Reproduce all of the data that follows, character for character.

+ + +

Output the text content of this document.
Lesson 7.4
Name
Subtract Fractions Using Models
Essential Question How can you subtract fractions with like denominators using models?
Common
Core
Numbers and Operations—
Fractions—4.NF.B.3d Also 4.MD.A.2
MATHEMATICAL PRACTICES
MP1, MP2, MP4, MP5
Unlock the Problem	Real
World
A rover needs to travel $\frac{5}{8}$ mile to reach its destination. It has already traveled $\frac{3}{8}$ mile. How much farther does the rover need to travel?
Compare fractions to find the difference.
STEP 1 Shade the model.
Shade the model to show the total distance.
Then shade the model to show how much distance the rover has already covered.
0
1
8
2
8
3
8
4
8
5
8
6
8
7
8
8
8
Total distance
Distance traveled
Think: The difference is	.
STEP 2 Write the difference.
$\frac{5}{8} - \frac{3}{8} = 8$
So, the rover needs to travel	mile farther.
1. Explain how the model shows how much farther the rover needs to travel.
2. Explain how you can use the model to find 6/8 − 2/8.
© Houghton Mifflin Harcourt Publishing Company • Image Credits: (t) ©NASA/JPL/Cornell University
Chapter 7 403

+ + +

| Problem solution |
Output the text content of this document.
Lesson 7.4
Name
Subtract Fractions Using Models
Essential Question How can you subtract fractions with like denominators using models?
Common
Core
Numbers and Operations—
Fractions—4.NF.B.3d Also 4.MD.A.2
MATHEMATICAL PRACTICES
MP1, MP2, MP4, MP5
Unlock the Problem	Real
World
A rover needs to travel $\frac{5}{8}$ mile to reach its destination. It has already traveled $\frac{3}{8}$ mile. How much farther does the rover need to travel?
Compare fractions to find the difference.
STEP 1 Shade the model.
Shade the model to show the total distance.
Then shade the model to show how much distance the rover has already covered.
0
1
8
2
8
3
8
4
8
5
8
6
8
7
8
8
8
Total distance
Distance traveled
Think: The difference is	.
STEP 2 Write the difference.
$\frac{5}{8} - \frac{3}{8} = 8$
So, the rover needs to travel	mile farther.
1. Explain how the model shows how much farther the rover needs to travel.
2. Explain how you can use the model to find 6/8 − 2/8.
© Houghton Mifflin Harcourt Publishing Company • Image Credits: (t) ©NASA/JPL/Cornell University
Chapter 7 403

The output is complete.